■ WRITTEN PROBLEM ■
In the article about Chuck Tanner's Pittsburgh Pirates, how many complete games has the Pirate pitching staff recorded?
─── EXCERPT
Chuck Tanner, the former White Sox and A's manager who is in his first season with the Pittsburgh Pirates, is a bundle of baseball clichés. Games in May, he insists, are as important as those in September. Certainly St. Louis is tough, but so are San Diego and Atlanta. Everyone can beat you. But, rest assured, the other guys put their pants on one leg at a time. So play 'em one at a time, let it all hang out, never look back and have fun.
Tanner, who has been a professional since he played the outfield for Evansville (Ind.) in 1946, has never had more fun than he is having now. The Pirates—no, his Pirates—may be playing 'em one at a time, but they are winning 'em in bunches. They are galloping along at a pace second only to that of the Los Angeles Dodgers, winning roughly two out of every three games and leading the Eastern Division of the National League by—well, there's the rub. Eleven teams in the majors are playing better than .500 ball, and four of them are in the National League East. Thus, instead of disappearing over the horizon the way the Dodgers have, the Pirates are only narrowly ahead of Chicago, St. Louis and Philadelphia.
That the Pirates are leading their division is not a new story. After all, they have been Eastern champs five of the last seven seasons. It is how they are doing it that is surprising and the reason why it is appropriate to call them Tanner's team. He has given Pittsburgh fresh verve and a new look that has nothing to do with the variety of jazzy uniforms the players are wearing these days. The Pirates top the league in stolen bases (75), with Shortstop Frank (The Pittsburgh Stealer) Taveras, who has 18, and Centerfielder Omar Moreno (16) among the leaders. But they are hardly the whole story of Pirate thievery.
•In the 10th inning against the Dodgers last Thursday night, Ed Kirkpatrick, a lumbering gent on the base paths, stole second and later scored the winning run. Granted Dodger Reliever Charlie Hough was throwing knuckleballs, which take a while to reach the plate, but sending Kirkpatrick was an aggressive move on Tanner's part.
May 29, 1977
•Taveras stole third recently against the Reds with two outs and Johnny Bench catching. Why steal third with two outs? Tanner figured Bench's arm is so strong that Pete Rose might have trouble getting to the bag in time to catch Bench's peg. Rose indeed got there late, the throw went sailing into left field and Taveras scored.
•Bruce Kison, pitcher, tried to steal second against the Dodgers. He failed, but he reaffirmed that the Pirates are going to run and run, often when it is least expected.
Tanner also has definite ideas about pitchers. He has earned the sobriquet Happy Hooker because of his penchant for removing hurlers at the slightest sign of headache, nasal congestion or ball four. Take John Candelaria, the gangling 23-year-old with size 14 feet and a sweet fastball. The Candy Man has been the best lefthander in the league this season. Last week he shut out Cincy and beat L.A. to raise his record to 6-0 and reduce his ERA to 1.62, but in none of his efforts has he been on the mound at the end. In fact, the Pirate pitching staff has recorded seven shutouts but only three complete games.
──────
─── MATERIAL SUPPLIED
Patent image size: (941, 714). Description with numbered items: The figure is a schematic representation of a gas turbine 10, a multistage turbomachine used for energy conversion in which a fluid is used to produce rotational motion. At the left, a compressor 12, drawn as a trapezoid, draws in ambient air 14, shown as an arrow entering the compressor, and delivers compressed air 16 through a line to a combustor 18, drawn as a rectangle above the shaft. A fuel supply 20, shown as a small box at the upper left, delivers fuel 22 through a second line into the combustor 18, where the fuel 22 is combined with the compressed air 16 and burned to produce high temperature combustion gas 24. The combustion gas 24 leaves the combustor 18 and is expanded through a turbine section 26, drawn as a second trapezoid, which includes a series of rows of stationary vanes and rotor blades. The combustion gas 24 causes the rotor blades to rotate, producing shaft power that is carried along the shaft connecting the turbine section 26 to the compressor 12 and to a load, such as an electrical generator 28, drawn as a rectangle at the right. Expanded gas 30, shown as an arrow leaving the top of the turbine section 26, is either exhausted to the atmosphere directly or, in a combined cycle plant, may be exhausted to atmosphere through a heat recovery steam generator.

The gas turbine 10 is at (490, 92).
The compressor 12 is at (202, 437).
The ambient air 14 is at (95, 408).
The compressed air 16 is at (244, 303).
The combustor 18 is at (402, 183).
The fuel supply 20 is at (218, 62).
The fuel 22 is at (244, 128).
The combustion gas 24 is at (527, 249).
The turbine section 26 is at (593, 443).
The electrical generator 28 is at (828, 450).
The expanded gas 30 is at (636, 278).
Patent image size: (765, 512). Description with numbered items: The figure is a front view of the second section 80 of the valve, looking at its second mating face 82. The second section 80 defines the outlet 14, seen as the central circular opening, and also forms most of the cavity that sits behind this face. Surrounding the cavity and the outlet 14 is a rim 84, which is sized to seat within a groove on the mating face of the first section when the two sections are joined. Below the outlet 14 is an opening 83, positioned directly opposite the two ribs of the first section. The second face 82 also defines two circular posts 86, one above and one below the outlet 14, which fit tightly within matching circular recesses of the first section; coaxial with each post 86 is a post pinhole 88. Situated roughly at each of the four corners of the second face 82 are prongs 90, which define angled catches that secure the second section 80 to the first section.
──────
■ WRITTEN ANSWER ■
Three.